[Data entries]
****************
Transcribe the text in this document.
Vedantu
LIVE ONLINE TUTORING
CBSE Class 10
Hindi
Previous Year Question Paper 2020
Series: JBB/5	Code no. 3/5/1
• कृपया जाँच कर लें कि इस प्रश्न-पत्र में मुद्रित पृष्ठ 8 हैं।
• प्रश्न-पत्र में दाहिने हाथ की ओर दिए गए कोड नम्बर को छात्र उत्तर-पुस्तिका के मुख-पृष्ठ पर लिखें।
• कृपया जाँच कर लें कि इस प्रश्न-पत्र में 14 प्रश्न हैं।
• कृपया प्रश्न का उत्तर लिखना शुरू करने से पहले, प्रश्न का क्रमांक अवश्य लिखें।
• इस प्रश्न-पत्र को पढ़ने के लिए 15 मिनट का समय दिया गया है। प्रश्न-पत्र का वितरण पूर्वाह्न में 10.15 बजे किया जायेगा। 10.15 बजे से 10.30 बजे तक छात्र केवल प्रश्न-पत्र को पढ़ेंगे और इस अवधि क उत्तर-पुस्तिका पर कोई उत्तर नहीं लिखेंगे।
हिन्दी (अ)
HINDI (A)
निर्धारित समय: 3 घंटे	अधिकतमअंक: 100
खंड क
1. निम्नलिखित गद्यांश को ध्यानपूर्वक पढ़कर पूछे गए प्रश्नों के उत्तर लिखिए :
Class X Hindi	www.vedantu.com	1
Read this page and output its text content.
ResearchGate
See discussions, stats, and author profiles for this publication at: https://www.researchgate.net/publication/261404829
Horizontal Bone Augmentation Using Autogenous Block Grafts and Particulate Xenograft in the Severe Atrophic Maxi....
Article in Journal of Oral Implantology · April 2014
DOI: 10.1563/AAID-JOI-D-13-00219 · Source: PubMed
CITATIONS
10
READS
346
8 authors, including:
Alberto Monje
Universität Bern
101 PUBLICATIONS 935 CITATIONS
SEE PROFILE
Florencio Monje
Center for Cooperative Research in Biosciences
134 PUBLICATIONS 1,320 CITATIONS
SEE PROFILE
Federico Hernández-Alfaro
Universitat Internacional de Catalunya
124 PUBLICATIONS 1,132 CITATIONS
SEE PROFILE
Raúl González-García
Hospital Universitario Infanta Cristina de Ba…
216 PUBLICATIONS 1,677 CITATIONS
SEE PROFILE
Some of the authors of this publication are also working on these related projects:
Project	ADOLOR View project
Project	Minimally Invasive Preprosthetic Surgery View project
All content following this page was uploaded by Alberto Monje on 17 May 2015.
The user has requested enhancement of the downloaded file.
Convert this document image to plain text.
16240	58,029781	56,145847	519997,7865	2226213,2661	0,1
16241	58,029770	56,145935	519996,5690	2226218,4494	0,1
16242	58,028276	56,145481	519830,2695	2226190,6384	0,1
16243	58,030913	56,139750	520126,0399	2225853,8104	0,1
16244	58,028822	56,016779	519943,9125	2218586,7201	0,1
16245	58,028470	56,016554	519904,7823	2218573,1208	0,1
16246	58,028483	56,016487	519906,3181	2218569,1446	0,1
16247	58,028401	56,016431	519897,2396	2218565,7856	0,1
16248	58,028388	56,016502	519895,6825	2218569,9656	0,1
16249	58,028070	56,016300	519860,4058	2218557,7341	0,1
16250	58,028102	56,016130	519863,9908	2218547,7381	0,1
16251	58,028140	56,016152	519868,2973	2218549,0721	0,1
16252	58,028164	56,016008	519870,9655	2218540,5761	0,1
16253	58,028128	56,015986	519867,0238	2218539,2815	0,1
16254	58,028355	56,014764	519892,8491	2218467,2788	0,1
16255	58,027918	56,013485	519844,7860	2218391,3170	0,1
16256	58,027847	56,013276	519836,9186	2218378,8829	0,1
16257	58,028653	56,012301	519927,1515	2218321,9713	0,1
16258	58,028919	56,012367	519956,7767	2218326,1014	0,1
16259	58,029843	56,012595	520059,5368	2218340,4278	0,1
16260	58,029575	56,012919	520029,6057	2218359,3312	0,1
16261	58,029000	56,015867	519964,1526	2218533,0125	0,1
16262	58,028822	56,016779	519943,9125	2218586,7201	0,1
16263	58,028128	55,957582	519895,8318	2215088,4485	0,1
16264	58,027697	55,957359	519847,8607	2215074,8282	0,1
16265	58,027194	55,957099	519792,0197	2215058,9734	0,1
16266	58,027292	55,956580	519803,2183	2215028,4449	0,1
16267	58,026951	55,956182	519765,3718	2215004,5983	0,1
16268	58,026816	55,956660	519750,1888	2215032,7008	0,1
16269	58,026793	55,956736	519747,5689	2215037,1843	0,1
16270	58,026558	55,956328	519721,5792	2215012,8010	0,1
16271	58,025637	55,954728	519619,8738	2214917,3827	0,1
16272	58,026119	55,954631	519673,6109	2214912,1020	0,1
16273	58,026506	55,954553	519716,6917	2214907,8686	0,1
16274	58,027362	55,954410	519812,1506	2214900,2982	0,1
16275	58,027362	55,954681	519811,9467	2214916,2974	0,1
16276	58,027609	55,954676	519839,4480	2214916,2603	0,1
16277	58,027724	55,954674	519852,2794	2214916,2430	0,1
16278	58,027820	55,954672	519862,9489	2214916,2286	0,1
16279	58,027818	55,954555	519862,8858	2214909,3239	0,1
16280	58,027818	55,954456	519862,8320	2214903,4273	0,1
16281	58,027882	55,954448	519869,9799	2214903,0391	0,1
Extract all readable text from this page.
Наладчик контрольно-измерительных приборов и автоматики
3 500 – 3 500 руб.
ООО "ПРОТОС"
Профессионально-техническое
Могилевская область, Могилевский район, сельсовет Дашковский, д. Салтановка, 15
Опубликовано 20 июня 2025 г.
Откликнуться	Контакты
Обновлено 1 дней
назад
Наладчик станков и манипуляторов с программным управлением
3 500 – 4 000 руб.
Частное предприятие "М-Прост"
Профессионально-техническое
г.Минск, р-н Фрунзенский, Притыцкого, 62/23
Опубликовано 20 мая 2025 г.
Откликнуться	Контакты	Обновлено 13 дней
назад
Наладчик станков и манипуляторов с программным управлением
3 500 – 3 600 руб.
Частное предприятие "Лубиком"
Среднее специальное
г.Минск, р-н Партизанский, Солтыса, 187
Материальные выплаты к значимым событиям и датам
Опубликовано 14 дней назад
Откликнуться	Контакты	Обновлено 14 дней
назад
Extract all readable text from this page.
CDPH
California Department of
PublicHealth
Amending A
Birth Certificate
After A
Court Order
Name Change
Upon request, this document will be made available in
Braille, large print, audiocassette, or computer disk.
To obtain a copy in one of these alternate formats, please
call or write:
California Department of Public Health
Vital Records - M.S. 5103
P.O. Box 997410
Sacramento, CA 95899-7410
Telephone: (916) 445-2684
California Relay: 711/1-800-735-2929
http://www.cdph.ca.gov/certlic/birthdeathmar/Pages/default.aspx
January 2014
****************
Each entry is to be returned in full, character for character.

Transcribe the text in this document.
Vedantu
LIVE ONLINE TUTORING
CBSE Class 10
Hindi
Previous Year Question Paper 2020
Series: JBB/5	Code no. 3/5/1
• कृपया जाँच कर लें कि इस प्रश्न-पत्र में मुद्रित पृष्ठ 8 हैं।
• प्रश्न-पत्र में दाहिने हाथ की ओर दिए गए कोड नम्बर को छात्र उत्तर-पुस्तिका के मुख-पृष्ठ पर लिखें।
• कृपया जाँच कर लें कि इस प्रश्न-पत्र में 14 प्रश्न हैं।
• कृपया प्रश्न का उत्तर लिखना शुरू करने से पहले, प्रश्न का क्रमांक अवश्य लिखें।
• इस प्रश्न-पत्र को पढ़ने के लिए 15 मिनट का समय दिया गया है। प्रश्न-पत्र का वितरण पूर्वाह्न में 10.15 बजे किया जायेगा। 10.15 बजे से 10.30 बजे तक छात्र केवल प्रश्न-पत्र को पढ़ेंगे और इस अवधि क उत्तर-पुस्तिका पर कोई उत्तर नहीं लिखेंगे।
हिन्दी (अ)
HINDI (A)
निर्धारित समय: 3 घंटे	अधिकतमअंक: 100
खंड क
1. निम्नलिखित गद्यांश को ध्यानपूर्वक पढ़कर पूछे गए प्रश्नों के उत्तर लिखिए :
Class X Hindi	www.vedantu.com	1
Read this page and output its text content.
ResearchGate
See discussions, stats, and author profiles for this publication at: https://www.researchgate.net/publication/261404829
Horizontal Bone Augmentation Using Autogenous Block Grafts and Particulate Xenograft in the Severe Atrophic Maxi....
Article in Journal of Oral Implantology · April 2014
DOI: 10.1563/AAID-JOI-D-13-00219 · Source: PubMed
CITATIONS
10
READS
346
8 authors, including:
Alberto Monje
Universität Bern
101 PUBLICATIONS 935 CITATIONS
SEE PROFILE
Florencio Monje
Center for Cooperative Research in Biosciences
134 PUBLICATIONS 1,320 CITATIONS
SEE PROFILE
Federico Hernández-Alfaro
Universitat Internacional de Catalunya
124 PUBLICATIONS 1,132 CITATIONS
SEE PROFILE
Raúl González-García
Hospital Universitario Infanta Cristina de Ba…
216 PUBLICATIONS 1,677 CITATIONS
SEE PROFILE
Some of the authors of this publication are also working on these related projects:
Project	ADOLOR View project
Project	Minimally Invasive Preprosthetic Surgery View project
All content following this page was uploaded by Alberto Monje on 17 May 2015.
The user has requested enhancement of the downloaded file.
Convert this document image to plain text.
16240	58,029781	56,145847	519997,7865	2226213,2661	0,1
16241	58,029770	56,145935	519996,5690	2226218,4494	0,1
16242	58,028276	56,145481	519830,2695	2226190,6384	0,1
16243	58,030913	56,139750	520126,0399	2225853,8104	0,1
16244	58,028822	56,016779	519943,9125	2218586,7201	0,1
16245	58,028470	56,016554	519904,7823	2218573,1208	0,1
16246	58,028483	56,016487	519906,3181	2218569,1446	0,1
16247	58,028401	56,016431	519897,2396	2218565,7856	0,1
16248	58,028388	56,016502	519895,6825	2218569,9656	0,1
16249	58,028070	56,016300	519860,4058	2218557,7341	0,1
16250	58,028102	56,016130	519863,9908	2218547,7381	0,1
16251	58,028140	56,016152	519868,2973	2218549,0721	0,1
16252	58,028164	56,016008	519870,9655	2218540,5761	0,1
16253	58,028128	56,015986	519867,0238	2218539,2815	0,1
16254	58,028355	56,014764	519892,8491	2218467,2788	0,1
16255	58,027918	56,013485	519844,7860	2218391,3170	0,1
16256	58,027847	56,013276	519836,9186	2218378,8829	0,1
16257	58,028653	56,012301	519927,1515	2218321,9713	0,1
16258	58,028919	56,012367	519956,7767	2218326,1014	0,1
16259	58,029843	56,012595	520059,5368	2218340,4278	0,1
16260	58,029575	56,012919	520029,6057	2218359,3312	0,1
16261	58,029000	56,015867	519964,1526	2218533,0125	0,1
16262	58,028822	56,016779	519943,9125	2218586,7201	0,1
16263	58,028128	55,957582	519895,8318	2215088,4485	0,1
16264	58,027697	55,957359	519847,8607	2215074,8282	0,1
16265	58,027194	55,957099	519792,0197	2215058,9734	0,1
16266	58,027292	55,956580	519803,2183	2215028,4449	0,1
16267	58,026951	55,956182	519765,3718	2215004,5983	0,1
16268	58,026816	55,956660	519750,1888	2215032,7008	0,1
16269	58,026793	55,956736	519747,5689	2215037,1843	0,1
16270	58,026558	55,956328	519721,5792	2215012,8010	0,1
16271	58,025637	55,954728	519619,8738	2214917,3827	0,1
16272	58,026119	55,954631	519673,6109	2214912,1020	0,1
16273	58,026506	55,954553	519716,6917	2214907,8686	0,1
16274	58,027362	55,954410	519812,1506	2214900,2982	0,1
16275	58,027362	55,954681	519811,9467	2214916,2974	0,1
16276	58,027609	55,954676	519839,4480	2214916,2603	0,1
16277	58,027724	55,954674	519852,2794	2214916,2430	0,1
16278	58,027820	55,954672	519862,9489	2214916,2286	0,1
16279	58,027818	55,954555	519862,8858	2214909,3239	0,1
16280	58,027818	55,954456	519862,8320	2214903,4273	0,1
16281	58,027882	55,954448	519869,9799	2214903,0391	0,1
Extract all readable text from this page.
Наладчик контрольно-измерительных приборов и автоматики
3 500 – 3 500 руб.
ООО "ПРОТОС"
Профессионально-техническое
Могилевская область, Могилевский район, сельсовет Дашковский, д. Салтановка, 15
Опубликовано 20 июня 2025 г.
Откликнуться	Контакты
Обновлено 1 дней
назад
Наладчик станков и манипуляторов с программным управлением
3 500 – 4 000 руб.
Частное предприятие "М-Прост"
Профессионально-техническое
г.Минск, р-н Фрунзенский, Притыцкого, 62/23
Опубликовано 20 мая 2025 г.
Откликнуться	Контакты	Обновлено 13 дней
назад
Наладчик станков и манипуляторов с программным управлением
3 500 – 3 600 руб.
Частное предприятие "Лубиком"
Среднее специальное
г.Минск, р-н Партизанский, Солтыса, 187
Материальные выплаты к значимым событиям и датам
Опубликовано 14 дней назад
Откликнуться	Контакты	Обновлено 14 дней
назад
Extract all readable text from this page.
CDPH
California Department of
PublicHealth
Amending A
Birth Certificate
After A
Court Order
Name Change
Upon request, this document will be made available in
Braille, large print, audiocassette, or computer disk.
To obtain a copy in one of these alternate formats, please
call or write:
California Department of Public Health
Vital Records - M.S. 5103
P.O. Box 997410
Sacramento, CA 95899-7410
Telephone: (916) 445-2684
California Relay: 711/1-800-735-2929
http://www.cdph.ca.gov/certlic/birthdeathmar/Pages/default.aspx
January 2014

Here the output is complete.